## GOAL
Reproduce every item below verbatim, keeping each line in its original order.

## EXERCISE MATERIAL
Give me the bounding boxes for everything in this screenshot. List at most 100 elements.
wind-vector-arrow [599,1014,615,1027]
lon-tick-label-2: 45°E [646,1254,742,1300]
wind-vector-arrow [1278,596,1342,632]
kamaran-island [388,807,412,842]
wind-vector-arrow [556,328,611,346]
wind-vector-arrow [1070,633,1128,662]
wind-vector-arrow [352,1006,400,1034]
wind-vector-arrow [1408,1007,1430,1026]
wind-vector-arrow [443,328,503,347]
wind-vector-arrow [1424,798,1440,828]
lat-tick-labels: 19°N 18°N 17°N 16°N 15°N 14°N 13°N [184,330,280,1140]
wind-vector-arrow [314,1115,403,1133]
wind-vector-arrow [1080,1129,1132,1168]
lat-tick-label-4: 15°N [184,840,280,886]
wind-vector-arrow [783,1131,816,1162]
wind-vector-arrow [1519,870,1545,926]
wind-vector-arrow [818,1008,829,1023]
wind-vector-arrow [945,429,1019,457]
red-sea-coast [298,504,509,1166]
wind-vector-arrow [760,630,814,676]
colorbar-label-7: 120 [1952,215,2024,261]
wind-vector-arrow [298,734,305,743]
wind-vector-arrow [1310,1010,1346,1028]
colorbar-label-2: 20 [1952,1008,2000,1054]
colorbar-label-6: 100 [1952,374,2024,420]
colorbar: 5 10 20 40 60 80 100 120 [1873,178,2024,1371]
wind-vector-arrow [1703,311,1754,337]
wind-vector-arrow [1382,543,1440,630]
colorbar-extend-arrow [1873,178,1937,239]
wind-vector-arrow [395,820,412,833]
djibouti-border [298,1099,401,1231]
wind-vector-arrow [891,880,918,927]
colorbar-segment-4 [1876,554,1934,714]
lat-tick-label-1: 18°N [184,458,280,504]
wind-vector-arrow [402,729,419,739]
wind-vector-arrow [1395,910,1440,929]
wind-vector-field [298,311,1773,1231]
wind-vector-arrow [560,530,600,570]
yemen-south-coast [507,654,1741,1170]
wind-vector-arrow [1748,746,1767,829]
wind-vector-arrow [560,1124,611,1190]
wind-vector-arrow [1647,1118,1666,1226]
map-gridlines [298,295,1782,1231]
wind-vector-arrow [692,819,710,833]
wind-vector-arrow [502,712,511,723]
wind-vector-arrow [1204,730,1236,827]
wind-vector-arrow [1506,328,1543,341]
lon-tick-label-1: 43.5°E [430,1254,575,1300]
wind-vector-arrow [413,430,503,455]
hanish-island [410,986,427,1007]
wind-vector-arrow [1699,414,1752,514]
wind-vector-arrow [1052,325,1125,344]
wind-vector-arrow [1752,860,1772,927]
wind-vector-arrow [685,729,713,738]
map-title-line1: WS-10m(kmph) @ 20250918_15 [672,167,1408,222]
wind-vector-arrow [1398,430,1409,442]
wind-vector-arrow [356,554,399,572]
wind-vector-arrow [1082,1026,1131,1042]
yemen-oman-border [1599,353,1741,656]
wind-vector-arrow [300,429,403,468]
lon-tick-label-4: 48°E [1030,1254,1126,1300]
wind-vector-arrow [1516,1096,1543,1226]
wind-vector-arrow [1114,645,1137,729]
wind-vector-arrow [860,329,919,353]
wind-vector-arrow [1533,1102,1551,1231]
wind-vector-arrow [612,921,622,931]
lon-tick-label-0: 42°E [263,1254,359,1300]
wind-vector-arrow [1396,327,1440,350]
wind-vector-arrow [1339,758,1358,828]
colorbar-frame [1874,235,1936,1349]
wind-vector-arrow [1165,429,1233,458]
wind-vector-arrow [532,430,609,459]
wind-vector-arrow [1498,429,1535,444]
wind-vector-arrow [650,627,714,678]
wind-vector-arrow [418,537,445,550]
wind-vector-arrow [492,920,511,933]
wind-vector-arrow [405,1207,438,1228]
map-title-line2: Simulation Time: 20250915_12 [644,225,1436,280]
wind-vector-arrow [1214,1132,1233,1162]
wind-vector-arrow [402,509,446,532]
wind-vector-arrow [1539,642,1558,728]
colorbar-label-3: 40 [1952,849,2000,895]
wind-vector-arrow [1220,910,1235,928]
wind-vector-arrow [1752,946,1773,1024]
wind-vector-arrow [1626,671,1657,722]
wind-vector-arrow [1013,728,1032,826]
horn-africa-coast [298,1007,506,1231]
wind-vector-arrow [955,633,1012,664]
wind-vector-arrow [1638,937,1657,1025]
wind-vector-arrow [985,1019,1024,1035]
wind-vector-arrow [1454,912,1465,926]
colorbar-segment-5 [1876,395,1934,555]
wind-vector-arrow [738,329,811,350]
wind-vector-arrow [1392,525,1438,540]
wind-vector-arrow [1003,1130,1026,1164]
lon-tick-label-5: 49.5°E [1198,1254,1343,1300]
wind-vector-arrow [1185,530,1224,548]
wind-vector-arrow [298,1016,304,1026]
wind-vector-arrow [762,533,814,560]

## TASK SOLUTION
Give me the bounding boxes for everything in this screenshot. List at most 100 elements.
wind-vector-arrow [599,1014,615,1027]
lon-tick-label-2: 45°E [646,1254,742,1300]
wind-vector-arrow [1278,596,1342,632]
kamaran-island [388,807,412,842]
wind-vector-arrow [556,328,611,346]
wind-vector-arrow [1070,633,1128,662]
wind-vector-arrow [352,1006,400,1034]
wind-vector-arrow [1408,1007,1430,1026]
wind-vector-arrow [443,328,503,347]
wind-vector-arrow [1424,798,1440,828]
lat-tick-labels: 19°N 18°N 17°N 16°N 15°N 14°N 13°N [184,330,280,1140]
wind-vector-arrow [314,1115,403,1133]
wind-vector-arrow [1080,1129,1132,1168]
lat-tick-label-4: 15°N [184,840,280,886]
wind-vector-arrow [783,1131,816,1162]
wind-vector-arrow [1519,870,1545,926]
wind-vector-arrow [818,1008,829,1023]
wind-vector-arrow [945,429,1019,457]
red-sea-coast [298,504,509,1166]
wind-vector-arrow [760,630,814,676]
colorbar-label-7: 120 [1952,215,2024,261]
wind-vector-arrow [298,734,305,743]
wind-vector-arrow [1310,1010,1346,1028]
colorbar-label-2: 20 [1952,1008,2000,1054]
colorbar-label-6: 100 [1952,374,2024,420]
colorbar: 5 10 20 40 60 80 100 120 [1873,178,2024,1371]
wind-vector-arrow [1703,311,1754,337]
wind-vector-arrow [1382,543,1440,630]
colorbar-extend-arrow [1873,178,1937,239]
wind-vector-arrow [395,820,412,833]
djibouti-border [298,1099,401,1231]
wind-vector-arrow [891,880,918,927]
colorbar-segment-4 [1876,554,1934,714]
lat-tick-label-1: 18°N [184,458,280,504]
wind-vector-arrow [402,729,419,739]
wind-vector-arrow [1395,910,1440,929]
wind-vector-field [298,311,1773,1231]
wind-vector-arrow [560,530,600,570]
yemen-south-coast [507,654,1741,1170]
wind-vector-arrow [1748,746,1767,829]
wind-vector-arrow [560,1124,611,1190]
wind-vector-arrow [1647,1118,1666,1226]
map-gridlines [298,295,1782,1231]
wind-vector-arrow [692,819,710,833]
wind-vector-arrow [502,712,511,723]
wind-vector-arrow [1204,730,1236,827]
wind-vector-arrow [1506,328,1543,341]
lon-tick-label-1: 43.5°E [430,1254,575,1300]
wind-vector-arrow [413,430,503,455]
hanish-island [410,986,427,1007]
wind-vector-arrow [1699,414,1752,514]
wind-vector-arrow [1052,325,1125,344]
wind-vector-arrow [1752,860,1772,927]
wind-vector-arrow [685,729,713,738]
map-title-line1: WS-10m(kmph) @ 20250918_15 [672,167,1408,222]
wind-vector-arrow [1398,430,1409,442]
wind-vector-arrow [356,554,399,572]
wind-vector-arrow [1082,1026,1131,1042]
yemen-oman-border [1599,353,1741,656]
wind-vector-arrow [300,429,403,468]
lon-tick-label-4: 48°E [1030,1254,1126,1300]
wind-vector-arrow [1516,1096,1543,1226]
wind-vector-arrow [1114,645,1137,729]
wind-vector-arrow [860,329,919,353]
wind-vector-arrow [1533,1102,1551,1231]
wind-vector-arrow [612,921,622,931]
lon-tick-label-0: 42°E [263,1254,359,1300]
wind-vector-arrow [1396,327,1440,350]
wind-vector-arrow [1339,758,1358,828]
colorbar-frame [1874,235,1936,1349]
wind-vector-arrow [1165,429,1233,458]
wind-vector-arrow [532,430,609,459]
wind-vector-arrow [1498,429,1535,444]
wind-vector-arrow [650,627,714,678]
wind-vector-arrow [418,537,445,550]
wind-vector-arrow [492,920,511,933]
wind-vector-arrow [405,1207,438,1228]
map-title-line2: Simulation Time: 20250915_12 [644,225,1436,280]
wind-vector-arrow [1214,1132,1233,1162]
wind-vector-arrow [402,509,446,532]
wind-vector-arrow [1539,642,1558,728]
colorbar-label-3: 40 [1952,849,2000,895]
wind-vector-arrow [1220,910,1235,928]
wind-vector-arrow [1752,946,1773,1024]
wind-vector-arrow [1626,671,1657,722]
wind-vector-arrow [1013,728,1032,826]
horn-africa-coast [298,1007,506,1231]
wind-vector-arrow [955,633,1012,664]
wind-vector-arrow [1638,937,1657,1025]
wind-vector-arrow [985,1019,1024,1035]
wind-vector-arrow [1454,912,1465,926]
colorbar-segment-5 [1876,395,1934,555]
wind-vector-arrow [738,329,811,350]
wind-vector-arrow [1392,525,1438,540]
wind-vector-arrow [1003,1130,1026,1164]
lon-tick-label-5: 49.5°E [1198,1254,1343,1300]
wind-vector-arrow [1185,530,1224,548]
wind-vector-arrow [298,1016,304,1026]
wind-vector-arrow [762,533,814,560]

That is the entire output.